### Task input

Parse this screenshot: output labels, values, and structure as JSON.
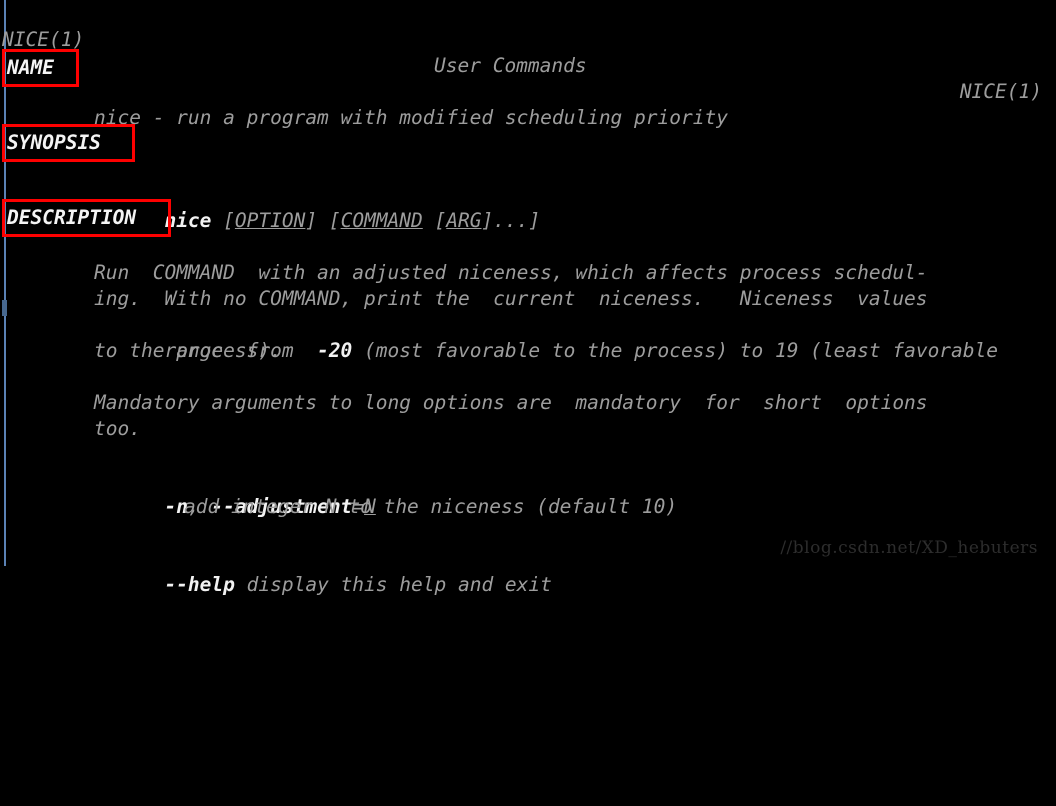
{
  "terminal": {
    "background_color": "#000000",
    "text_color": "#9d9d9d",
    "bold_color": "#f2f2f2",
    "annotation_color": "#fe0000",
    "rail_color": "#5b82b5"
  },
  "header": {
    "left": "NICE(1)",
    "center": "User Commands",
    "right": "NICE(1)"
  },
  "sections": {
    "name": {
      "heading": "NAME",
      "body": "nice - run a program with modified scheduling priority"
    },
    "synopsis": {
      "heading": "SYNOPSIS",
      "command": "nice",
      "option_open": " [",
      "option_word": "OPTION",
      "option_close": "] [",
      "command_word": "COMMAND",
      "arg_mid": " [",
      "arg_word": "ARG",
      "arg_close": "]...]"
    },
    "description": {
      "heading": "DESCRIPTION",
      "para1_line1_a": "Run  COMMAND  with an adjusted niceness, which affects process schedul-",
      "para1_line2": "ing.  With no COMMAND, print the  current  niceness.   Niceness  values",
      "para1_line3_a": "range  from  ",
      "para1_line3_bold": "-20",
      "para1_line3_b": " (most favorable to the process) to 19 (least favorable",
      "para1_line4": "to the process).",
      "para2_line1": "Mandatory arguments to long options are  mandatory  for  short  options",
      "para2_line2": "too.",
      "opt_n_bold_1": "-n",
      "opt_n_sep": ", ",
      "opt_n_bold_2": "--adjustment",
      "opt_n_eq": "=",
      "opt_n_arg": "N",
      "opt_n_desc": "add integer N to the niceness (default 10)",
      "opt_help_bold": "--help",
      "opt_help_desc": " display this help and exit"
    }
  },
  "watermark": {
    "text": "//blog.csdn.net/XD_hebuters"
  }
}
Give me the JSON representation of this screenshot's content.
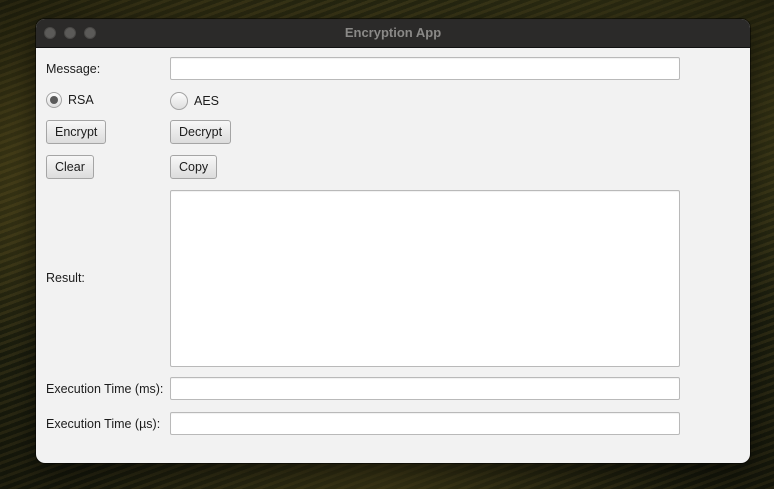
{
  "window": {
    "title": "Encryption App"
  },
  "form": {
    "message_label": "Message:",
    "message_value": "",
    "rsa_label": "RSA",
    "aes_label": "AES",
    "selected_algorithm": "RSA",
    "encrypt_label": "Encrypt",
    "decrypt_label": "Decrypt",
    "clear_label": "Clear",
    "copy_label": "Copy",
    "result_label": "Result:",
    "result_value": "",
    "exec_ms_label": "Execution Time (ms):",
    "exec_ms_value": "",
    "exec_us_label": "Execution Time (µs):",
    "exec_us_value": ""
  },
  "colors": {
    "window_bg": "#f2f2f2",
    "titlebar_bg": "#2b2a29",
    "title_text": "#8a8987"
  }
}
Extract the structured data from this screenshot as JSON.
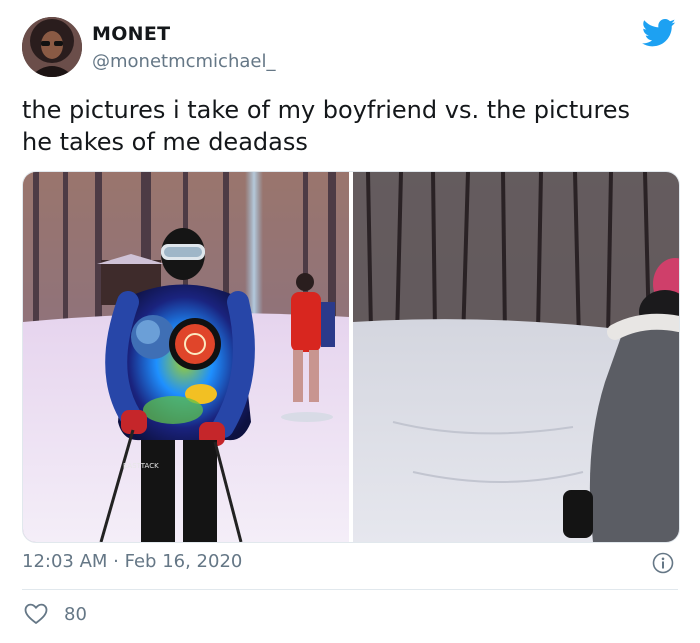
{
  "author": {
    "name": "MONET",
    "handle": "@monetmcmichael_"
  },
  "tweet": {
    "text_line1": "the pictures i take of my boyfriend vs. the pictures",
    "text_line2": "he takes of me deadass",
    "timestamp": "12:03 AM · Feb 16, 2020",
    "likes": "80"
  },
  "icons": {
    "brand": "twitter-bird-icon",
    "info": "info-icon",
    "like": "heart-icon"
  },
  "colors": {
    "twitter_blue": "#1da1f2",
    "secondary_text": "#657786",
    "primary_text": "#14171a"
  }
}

######

Written exercise — Leave out the pictures and print every line of the data exactly.

Task response —
Parse this screenshot: output labels, values, and structure as JSON.
{
  "terminal": {
    "background_color": "#000000",
    "text_color": "#9d9d9d",
    "bold_color": "#f2f2f2",
    "annotation_color": "#fe0000",
    "rail_color": "#5b82b5"
  },
  "header": {
    "left": "NICE(1)",
    "center": "User Commands",
    "right": "NICE(1)"
  },
  "sections": {
    "name": {
      "heading": "NAME",
      "body": "nice - run a program with modified scheduling priority"
    },
    "synopsis": {
      "heading": "SYNOPSIS",
      "command": "nice",
      "option_open": " [",
      "option_word": "OPTION",
      "option_close": "] [",
      "command_word": "COMMAND",
      "arg_mid": " [",
      "arg_word": "ARG",
      "arg_close": "]...]"
    },
    "description": {
      "heading": "DESCRIPTION",
      "para1_line1_a": "Run  COMMAND  with an adjusted niceness, which affects process schedul-",
      "para1_line2": "ing.  With no COMMAND, print the  current  niceness.   Niceness  values",
      "para1_line3_a": "range  from  ",
      "para1_line3_bold": "-20",
      "para1_line3_b": " (most favorable to the process) to 19 (least favorable",
      "para1_line4": "to the process).",
      "para2_line1": "Mandatory arguments to long options are  mandatory  for  short  options",
      "para2_line2": "too.",
      "opt_n_bold_1": "-n",
      "opt_n_sep": ", ",
      "opt_n_bold_2": "--adjustment",
      "opt_n_eq": "=",
      "opt_n_arg": "N",
      "opt_n_desc": "add integer N to the niceness (default 10)",
      "opt_help_bold": "--help",
      "opt_help_desc": " display this help and exit"
    }
  },
  "watermark": {
    "text": "//blog.csdn.net/XD_hebuters"
  }
}
Give me the JSON representation of this screenshot's content.
{
  "window": {
    "title": "Encryption App"
  },
  "form": {
    "message_label": "Message:",
    "message_value": "",
    "rsa_label": "RSA",
    "aes_label": "AES",
    "selected_algorithm": "RSA",
    "encrypt_label": "Encrypt",
    "decrypt_label": "Decrypt",
    "clear_label": "Clear",
    "copy_label": "Copy",
    "result_label": "Result:",
    "result_value": "",
    "exec_ms_label": "Execution Time (ms):",
    "exec_ms_value": "",
    "exec_us_label": "Execution Time (µs):",
    "exec_us_value": ""
  },
  "colors": {
    "window_bg": "#f2f2f2",
    "titlebar_bg": "#2b2a29",
    "title_text": "#8a8987"
  }
}
Extract the structured data from this screenshot as JSON.
{
  "author": {
    "name": "MONET",
    "handle": "@monetmcmichael_"
  },
  "tweet": {
    "text_line1": "the pictures i take of my boyfriend vs. the pictures",
    "text_line2": "he takes of me deadass",
    "timestamp": "12:03 AM · Feb 16, 2020",
    "likes": "80"
  },
  "icons": {
    "brand": "twitter-bird-icon",
    "info": "info-icon",
    "like": "heart-icon"
  },
  "colors": {
    "twitter_blue": "#1da1f2",
    "secondary_text": "#657786",
    "primary_text": "#14171a"
  }
}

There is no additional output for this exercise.